• Exercise directions
Copy every line of the listing exactly.

Entries from a dataset
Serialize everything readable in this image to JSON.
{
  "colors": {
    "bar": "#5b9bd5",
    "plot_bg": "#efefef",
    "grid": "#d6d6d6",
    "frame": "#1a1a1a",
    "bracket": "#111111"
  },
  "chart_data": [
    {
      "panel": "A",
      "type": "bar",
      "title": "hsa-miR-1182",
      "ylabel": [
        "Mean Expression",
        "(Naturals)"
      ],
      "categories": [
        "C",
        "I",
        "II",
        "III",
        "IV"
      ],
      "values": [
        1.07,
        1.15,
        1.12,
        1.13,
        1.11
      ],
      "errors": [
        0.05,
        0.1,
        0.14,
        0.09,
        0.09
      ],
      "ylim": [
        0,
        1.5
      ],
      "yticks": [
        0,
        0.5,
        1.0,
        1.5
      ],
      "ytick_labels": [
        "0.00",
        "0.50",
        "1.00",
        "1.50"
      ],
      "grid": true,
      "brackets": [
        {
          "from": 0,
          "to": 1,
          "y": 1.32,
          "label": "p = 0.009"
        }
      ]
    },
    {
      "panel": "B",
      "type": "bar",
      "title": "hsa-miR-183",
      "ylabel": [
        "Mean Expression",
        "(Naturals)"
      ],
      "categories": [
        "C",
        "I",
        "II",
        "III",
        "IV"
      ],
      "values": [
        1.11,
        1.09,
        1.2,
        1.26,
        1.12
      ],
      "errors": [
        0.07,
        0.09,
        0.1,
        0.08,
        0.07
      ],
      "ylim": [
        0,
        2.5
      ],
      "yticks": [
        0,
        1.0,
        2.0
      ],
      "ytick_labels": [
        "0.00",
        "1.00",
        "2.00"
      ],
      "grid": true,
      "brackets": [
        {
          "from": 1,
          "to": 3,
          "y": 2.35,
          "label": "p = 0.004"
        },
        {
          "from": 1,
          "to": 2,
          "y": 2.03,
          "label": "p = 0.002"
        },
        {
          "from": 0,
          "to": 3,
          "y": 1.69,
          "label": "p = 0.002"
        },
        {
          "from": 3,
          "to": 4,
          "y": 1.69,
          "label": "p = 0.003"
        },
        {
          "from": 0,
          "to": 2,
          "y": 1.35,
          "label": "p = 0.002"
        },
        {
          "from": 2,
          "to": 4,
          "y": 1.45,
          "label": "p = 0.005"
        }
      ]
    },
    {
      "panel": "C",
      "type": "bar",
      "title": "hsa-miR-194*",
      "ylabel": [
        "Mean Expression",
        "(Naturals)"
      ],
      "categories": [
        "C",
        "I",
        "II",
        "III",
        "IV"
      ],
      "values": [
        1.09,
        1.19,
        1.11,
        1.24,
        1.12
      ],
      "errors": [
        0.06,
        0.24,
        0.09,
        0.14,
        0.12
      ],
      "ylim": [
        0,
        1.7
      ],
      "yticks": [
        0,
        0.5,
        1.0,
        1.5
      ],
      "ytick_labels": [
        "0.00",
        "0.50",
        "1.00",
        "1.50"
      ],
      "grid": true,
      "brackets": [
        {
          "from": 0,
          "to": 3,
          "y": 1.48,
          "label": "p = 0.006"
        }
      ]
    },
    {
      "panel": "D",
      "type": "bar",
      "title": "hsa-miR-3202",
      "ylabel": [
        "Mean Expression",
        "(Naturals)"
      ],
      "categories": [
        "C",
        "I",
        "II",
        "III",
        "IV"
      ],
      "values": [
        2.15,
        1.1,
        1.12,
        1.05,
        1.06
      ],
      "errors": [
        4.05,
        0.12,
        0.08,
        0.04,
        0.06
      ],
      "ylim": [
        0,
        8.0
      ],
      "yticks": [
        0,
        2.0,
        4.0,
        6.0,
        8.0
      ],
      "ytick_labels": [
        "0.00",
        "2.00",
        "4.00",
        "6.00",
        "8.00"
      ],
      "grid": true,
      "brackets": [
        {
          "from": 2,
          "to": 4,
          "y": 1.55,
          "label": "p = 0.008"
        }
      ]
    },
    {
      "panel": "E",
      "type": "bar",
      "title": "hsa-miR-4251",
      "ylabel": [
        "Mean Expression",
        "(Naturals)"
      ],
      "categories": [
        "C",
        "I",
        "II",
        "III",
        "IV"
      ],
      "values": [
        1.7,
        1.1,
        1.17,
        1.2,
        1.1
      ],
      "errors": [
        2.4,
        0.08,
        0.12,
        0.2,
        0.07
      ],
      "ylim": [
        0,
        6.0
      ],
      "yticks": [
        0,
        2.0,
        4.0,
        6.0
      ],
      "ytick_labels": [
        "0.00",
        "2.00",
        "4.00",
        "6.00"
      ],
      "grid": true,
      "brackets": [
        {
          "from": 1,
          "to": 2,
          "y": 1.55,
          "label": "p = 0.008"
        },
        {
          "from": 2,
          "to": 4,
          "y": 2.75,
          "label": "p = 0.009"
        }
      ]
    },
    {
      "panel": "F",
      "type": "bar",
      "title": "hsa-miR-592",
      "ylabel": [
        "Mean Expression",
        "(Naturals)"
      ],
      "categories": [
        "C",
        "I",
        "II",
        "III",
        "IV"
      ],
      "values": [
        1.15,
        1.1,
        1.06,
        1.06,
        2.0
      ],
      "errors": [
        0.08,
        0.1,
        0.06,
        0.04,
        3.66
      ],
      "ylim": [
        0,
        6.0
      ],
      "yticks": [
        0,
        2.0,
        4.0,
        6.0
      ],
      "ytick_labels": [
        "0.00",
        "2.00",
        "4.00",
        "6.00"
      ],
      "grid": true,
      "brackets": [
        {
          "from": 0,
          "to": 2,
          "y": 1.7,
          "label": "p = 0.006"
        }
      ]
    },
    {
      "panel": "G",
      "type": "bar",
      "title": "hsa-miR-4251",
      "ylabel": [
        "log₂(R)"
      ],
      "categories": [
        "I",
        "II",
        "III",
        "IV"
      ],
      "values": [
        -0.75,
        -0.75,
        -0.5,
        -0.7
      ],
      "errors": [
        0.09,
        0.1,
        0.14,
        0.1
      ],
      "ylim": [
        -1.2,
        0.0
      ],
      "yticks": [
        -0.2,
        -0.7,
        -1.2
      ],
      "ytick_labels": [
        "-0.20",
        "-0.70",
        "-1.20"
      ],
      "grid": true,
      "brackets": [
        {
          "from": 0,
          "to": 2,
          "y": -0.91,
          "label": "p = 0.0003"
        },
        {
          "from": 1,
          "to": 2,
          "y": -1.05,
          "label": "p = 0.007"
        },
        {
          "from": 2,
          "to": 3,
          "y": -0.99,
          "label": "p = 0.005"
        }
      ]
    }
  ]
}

• Answer for the task
Serialize everything readable in this image to JSON.
{
  "colors": {
    "bar": "#5b9bd5",
    "plot_bg": "#efefef",
    "grid": "#d6d6d6",
    "frame": "#1a1a1a",
    "bracket": "#111111"
  },
  "chart_data": [
    {
      "panel": "A",
      "type": "bar",
      "title": "hsa-miR-1182",
      "ylabel": [
        "Mean Expression",
        "(Naturals)"
      ],
      "categories": [
        "C",
        "I",
        "II",
        "III",
        "IV"
      ],
      "values": [
        1.07,
        1.15,
        1.12,
        1.13,
        1.11
      ],
      "errors": [
        0.05,
        0.1,
        0.14,
        0.09,
        0.09
      ],
      "ylim": [
        0,
        1.5
      ],
      "yticks": [
        0,
        0.5,
        1.0,
        1.5
      ],
      "ytick_labels": [
        "0.00",
        "0.50",
        "1.00",
        "1.50"
      ],
      "grid": true,
      "brackets": [
        {
          "from": 0,
          "to": 1,
          "y": 1.32,
          "label": "p = 0.009"
        }
      ]
    },
    {
      "panel": "B",
      "type": "bar",
      "title": "hsa-miR-183",
      "ylabel": [
        "Mean Expression",
        "(Naturals)"
      ],
      "categories": [
        "C",
        "I",
        "II",
        "III",
        "IV"
      ],
      "values": [
        1.11,
        1.09,
        1.2,
        1.26,
        1.12
      ],
      "errors": [
        0.07,
        0.09,
        0.1,
        0.08,
        0.07
      ],
      "ylim": [
        0,
        2.5
      ],
      "yticks": [
        0,
        1.0,
        2.0
      ],
      "ytick_labels": [
        "0.00",
        "1.00",
        "2.00"
      ],
      "grid": true,
      "brackets": [
        {
          "from": 1,
          "to": 3,
          "y": 2.35,
          "label": "p = 0.004"
        },
        {
          "from": 1,
          "to": 2,
          "y": 2.03,
          "label": "p = 0.002"
        },
        {
          "from": 0,
          "to": 3,
          "y": 1.69,
          "label": "p = 0.002"
        },
        {
          "from": 3,
          "to": 4,
          "y": 1.69,
          "label": "p = 0.003"
        },
        {
          "from": 0,
          "to": 2,
          "y": 1.35,
          "label": "p = 0.002"
        },
        {
          "from": 2,
          "to": 4,
          "y": 1.45,
          "label": "p = 0.005"
        }
      ]
    },
    {
      "panel": "C",
      "type": "bar",
      "title": "hsa-miR-194*",
      "ylabel": [
        "Mean Expression",
        "(Naturals)"
      ],
      "categories": [
        "C",
        "I",
        "II",
        "III",
        "IV"
      ],
      "values": [
        1.09,
        1.19,
        1.11,
        1.24,
        1.12
      ],
      "errors": [
        0.06,
        0.24,
        0.09,
        0.14,
        0.12
      ],
      "ylim": [
        0,
        1.7
      ],
      "yticks": [
        0,
        0.5,
        1.0,
        1.5
      ],
      "ytick_labels": [
        "0.00",
        "0.50",
        "1.00",
        "1.50"
      ],
      "grid": true,
      "brackets": [
        {
          "from": 0,
          "to": 3,
          "y": 1.48,
          "label": "p = 0.006"
        }
      ]
    },
    {
      "panel": "D",
      "type": "bar",
      "title": "hsa-miR-3202",
      "ylabel": [
        "Mean Expression",
        "(Naturals)"
      ],
      "categories": [
        "C",
        "I",
        "II",
        "III",
        "IV"
      ],
      "values": [
        2.15,
        1.1,
        1.12,
        1.05,
        1.06
      ],
      "errors": [
        4.05,
        0.12,
        0.08,
        0.04,
        0.06
      ],
      "ylim": [
        0,
        8.0
      ],
      "yticks": [
        0,
        2.0,
        4.0,
        6.0,
        8.0
      ],
      "ytick_labels": [
        "0.00",
        "2.00",
        "4.00",
        "6.00",
        "8.00"
      ],
      "grid": true,
      "brackets": [
        {
          "from": 2,
          "to": 4,
          "y": 1.55,
          "label": "p = 0.008"
        }
      ]
    },
    {
      "panel": "E",
      "type": "bar",
      "title": "hsa-miR-4251",
      "ylabel": [
        "Mean Expression",
        "(Naturals)"
      ],
      "categories": [
        "C",
        "I",
        "II",
        "III",
        "IV"
      ],
      "values": [
        1.7,
        1.1,
        1.17,
        1.2,
        1.1
      ],
      "errors": [
        2.4,
        0.08,
        0.12,
        0.2,
        0.07
      ],
      "ylim": [
        0,
        6.0
      ],
      "yticks": [
        0,
        2.0,
        4.0,
        6.0
      ],
      "ytick_labels": [
        "0.00",
        "2.00",
        "4.00",
        "6.00"
      ],
      "grid": true,
      "brackets": [
        {
          "from": 1,
          "to": 2,
          "y": 1.55,
          "label": "p = 0.008"
        },
        {
          "from": 2,
          "to": 4,
          "y": 2.75,
          "label": "p = 0.009"
        }
      ]
    },
    {
      "panel": "F",
      "type": "bar",
      "title": "hsa-miR-592",
      "ylabel": [
        "Mean Expression",
        "(Naturals)"
      ],
      "categories": [
        "C",
        "I",
        "II",
        "III",
        "IV"
      ],
      "values": [
        1.15,
        1.1,
        1.06,
        1.06,
        2.0
      ],
      "errors": [
        0.08,
        0.1,
        0.06,
        0.04,
        3.66
      ],
      "ylim": [
        0,
        6.0
      ],
      "yticks": [
        0,
        2.0,
        4.0,
        6.0
      ],
      "ytick_labels": [
        "0.00",
        "2.00",
        "4.00",
        "6.00"
      ],
      "grid": true,
      "brackets": [
        {
          "from": 0,
          "to": 2,
          "y": 1.7,
          "label": "p = 0.006"
        }
      ]
    },
    {
      "panel": "G",
      "type": "bar",
      "title": "hsa-miR-4251",
      "ylabel": [
        "log₂(R)"
      ],
      "categories": [
        "I",
        "II",
        "III",
        "IV"
      ],
      "values": [
        -0.75,
        -0.75,
        -0.5,
        -0.7
      ],
      "errors": [
        0.09,
        0.1,
        0.14,
        0.1
      ],
      "ylim": [
        -1.2,
        0.0
      ],
      "yticks": [
        -0.2,
        -0.7,
        -1.2
      ],
      "ytick_labels": [
        "-0.20",
        "-0.70",
        "-1.20"
      ],
      "grid": true,
      "brackets": [
        {
          "from": 0,
          "to": 2,
          "y": -0.91,
          "label": "p = 0.0003"
        },
        {
          "from": 1,
          "to": 2,
          "y": -1.05,
          "label": "p = 0.007"
        },
        {
          "from": 2,
          "to": 3,
          "y": -0.99,
          "label": "p = 0.005"
        }
      ]
    }
  ]
}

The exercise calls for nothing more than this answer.